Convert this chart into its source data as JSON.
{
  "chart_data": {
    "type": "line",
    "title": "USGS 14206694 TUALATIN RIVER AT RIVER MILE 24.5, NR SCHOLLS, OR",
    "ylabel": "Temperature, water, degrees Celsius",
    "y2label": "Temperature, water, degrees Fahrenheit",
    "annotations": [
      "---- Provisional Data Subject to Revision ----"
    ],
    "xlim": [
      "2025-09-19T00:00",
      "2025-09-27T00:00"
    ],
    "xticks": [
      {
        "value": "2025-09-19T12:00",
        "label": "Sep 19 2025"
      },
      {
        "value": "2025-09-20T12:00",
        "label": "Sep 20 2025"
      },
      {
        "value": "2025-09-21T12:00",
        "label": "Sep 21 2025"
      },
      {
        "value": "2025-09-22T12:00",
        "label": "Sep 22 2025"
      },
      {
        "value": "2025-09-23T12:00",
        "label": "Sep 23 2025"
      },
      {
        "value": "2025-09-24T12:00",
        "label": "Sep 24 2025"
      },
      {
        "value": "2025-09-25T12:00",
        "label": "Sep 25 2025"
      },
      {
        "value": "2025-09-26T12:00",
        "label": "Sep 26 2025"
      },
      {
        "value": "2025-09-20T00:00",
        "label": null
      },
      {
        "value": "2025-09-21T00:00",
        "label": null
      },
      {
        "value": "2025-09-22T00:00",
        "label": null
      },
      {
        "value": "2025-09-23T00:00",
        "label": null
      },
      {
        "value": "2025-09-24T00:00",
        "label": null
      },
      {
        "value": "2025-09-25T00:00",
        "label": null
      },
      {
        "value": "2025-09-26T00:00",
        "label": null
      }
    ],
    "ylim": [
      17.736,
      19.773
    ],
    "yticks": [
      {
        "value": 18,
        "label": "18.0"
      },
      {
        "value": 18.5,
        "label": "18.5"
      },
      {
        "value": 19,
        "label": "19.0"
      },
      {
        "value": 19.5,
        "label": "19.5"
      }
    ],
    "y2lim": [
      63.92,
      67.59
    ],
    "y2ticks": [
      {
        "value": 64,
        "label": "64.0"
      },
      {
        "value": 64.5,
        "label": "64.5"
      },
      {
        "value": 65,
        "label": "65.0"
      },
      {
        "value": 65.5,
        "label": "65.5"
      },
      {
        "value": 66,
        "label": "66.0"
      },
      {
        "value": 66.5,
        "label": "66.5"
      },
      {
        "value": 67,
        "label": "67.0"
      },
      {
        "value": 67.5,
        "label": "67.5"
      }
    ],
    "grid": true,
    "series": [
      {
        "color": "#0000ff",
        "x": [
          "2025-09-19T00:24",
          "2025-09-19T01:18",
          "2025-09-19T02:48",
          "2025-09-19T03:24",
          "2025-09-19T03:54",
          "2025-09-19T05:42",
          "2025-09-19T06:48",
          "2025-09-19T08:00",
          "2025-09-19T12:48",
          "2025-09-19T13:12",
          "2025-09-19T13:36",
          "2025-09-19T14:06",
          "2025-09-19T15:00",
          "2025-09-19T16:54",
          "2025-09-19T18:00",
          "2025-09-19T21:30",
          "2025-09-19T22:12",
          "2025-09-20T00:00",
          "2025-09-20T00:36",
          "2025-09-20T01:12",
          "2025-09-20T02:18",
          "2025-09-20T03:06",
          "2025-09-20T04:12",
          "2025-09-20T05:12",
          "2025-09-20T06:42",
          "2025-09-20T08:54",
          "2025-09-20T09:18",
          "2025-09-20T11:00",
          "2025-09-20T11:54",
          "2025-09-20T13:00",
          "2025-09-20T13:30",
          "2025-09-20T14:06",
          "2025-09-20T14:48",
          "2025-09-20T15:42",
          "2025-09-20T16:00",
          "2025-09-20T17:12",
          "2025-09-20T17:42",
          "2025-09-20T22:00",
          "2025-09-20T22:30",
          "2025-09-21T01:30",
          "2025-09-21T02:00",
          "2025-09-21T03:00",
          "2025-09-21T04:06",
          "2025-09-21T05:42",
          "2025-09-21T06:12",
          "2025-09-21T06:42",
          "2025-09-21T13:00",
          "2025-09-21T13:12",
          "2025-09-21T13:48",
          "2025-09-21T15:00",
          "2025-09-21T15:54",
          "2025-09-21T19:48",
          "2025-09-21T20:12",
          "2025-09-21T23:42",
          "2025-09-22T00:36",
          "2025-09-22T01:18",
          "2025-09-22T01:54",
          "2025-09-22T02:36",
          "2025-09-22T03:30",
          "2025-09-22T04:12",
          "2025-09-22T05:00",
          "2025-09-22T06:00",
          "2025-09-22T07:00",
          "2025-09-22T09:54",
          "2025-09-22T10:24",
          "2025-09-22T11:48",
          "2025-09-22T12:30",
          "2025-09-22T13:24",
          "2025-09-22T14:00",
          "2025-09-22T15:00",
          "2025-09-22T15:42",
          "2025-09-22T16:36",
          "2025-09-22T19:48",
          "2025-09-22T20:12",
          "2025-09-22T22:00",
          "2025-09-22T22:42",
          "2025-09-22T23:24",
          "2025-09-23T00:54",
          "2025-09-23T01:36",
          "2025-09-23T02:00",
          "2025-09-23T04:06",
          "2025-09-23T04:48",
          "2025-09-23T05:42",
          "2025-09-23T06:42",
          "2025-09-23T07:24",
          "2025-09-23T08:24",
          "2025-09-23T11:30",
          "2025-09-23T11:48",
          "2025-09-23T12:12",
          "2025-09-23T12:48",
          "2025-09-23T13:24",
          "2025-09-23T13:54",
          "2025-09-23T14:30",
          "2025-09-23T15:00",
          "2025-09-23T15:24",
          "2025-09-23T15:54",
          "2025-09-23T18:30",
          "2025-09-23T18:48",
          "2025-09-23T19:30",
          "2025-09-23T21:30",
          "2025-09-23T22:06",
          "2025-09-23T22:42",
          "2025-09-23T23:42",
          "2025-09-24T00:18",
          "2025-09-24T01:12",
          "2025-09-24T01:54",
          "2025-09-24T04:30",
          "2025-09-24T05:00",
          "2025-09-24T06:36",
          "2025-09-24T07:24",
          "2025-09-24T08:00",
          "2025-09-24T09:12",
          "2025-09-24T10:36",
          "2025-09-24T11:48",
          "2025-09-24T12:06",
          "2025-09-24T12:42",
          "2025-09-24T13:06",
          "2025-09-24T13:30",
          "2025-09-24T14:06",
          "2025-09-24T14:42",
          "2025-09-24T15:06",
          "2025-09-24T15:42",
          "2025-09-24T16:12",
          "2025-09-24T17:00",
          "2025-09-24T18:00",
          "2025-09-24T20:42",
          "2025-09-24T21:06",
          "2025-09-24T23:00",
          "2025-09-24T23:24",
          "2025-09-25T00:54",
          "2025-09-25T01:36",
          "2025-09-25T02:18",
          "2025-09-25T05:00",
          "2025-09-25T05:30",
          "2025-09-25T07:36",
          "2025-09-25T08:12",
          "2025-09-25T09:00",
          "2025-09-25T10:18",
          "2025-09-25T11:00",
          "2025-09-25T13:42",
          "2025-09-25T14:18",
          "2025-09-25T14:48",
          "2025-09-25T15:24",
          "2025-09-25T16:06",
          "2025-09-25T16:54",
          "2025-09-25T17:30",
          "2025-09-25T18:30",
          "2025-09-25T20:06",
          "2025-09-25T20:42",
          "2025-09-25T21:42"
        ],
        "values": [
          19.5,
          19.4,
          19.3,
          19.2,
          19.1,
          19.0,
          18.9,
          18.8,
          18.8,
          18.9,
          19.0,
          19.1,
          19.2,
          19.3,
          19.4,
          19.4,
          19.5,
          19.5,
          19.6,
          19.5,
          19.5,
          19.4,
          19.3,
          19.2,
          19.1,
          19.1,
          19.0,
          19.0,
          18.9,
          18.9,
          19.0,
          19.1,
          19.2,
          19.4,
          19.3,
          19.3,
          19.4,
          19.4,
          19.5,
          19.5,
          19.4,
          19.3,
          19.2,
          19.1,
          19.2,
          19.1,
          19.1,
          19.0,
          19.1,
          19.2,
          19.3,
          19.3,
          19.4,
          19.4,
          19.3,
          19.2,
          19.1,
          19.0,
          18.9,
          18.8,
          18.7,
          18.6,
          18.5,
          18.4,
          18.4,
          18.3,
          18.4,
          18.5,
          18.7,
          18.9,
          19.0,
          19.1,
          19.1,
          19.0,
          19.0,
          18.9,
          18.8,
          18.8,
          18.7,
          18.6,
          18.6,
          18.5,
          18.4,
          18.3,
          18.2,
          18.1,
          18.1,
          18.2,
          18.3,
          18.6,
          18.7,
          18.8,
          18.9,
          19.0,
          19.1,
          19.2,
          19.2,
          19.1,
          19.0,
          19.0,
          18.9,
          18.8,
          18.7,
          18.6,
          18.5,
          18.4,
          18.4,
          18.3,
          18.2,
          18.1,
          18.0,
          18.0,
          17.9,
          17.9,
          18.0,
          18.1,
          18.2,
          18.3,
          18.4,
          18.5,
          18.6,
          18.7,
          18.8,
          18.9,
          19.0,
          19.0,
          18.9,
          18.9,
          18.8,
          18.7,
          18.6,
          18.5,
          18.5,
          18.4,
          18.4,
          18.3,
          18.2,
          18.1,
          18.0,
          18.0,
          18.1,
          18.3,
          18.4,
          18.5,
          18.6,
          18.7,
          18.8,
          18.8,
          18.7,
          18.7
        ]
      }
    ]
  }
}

========================================================================

AIM — Report every line containing the word "Temperature" from the listing above.

RIGHT ANSWER —
    "ylabel": "Temperature, water, degrees Celsius",
    "y2label": "Temperature, water, degrees Fahrenheit",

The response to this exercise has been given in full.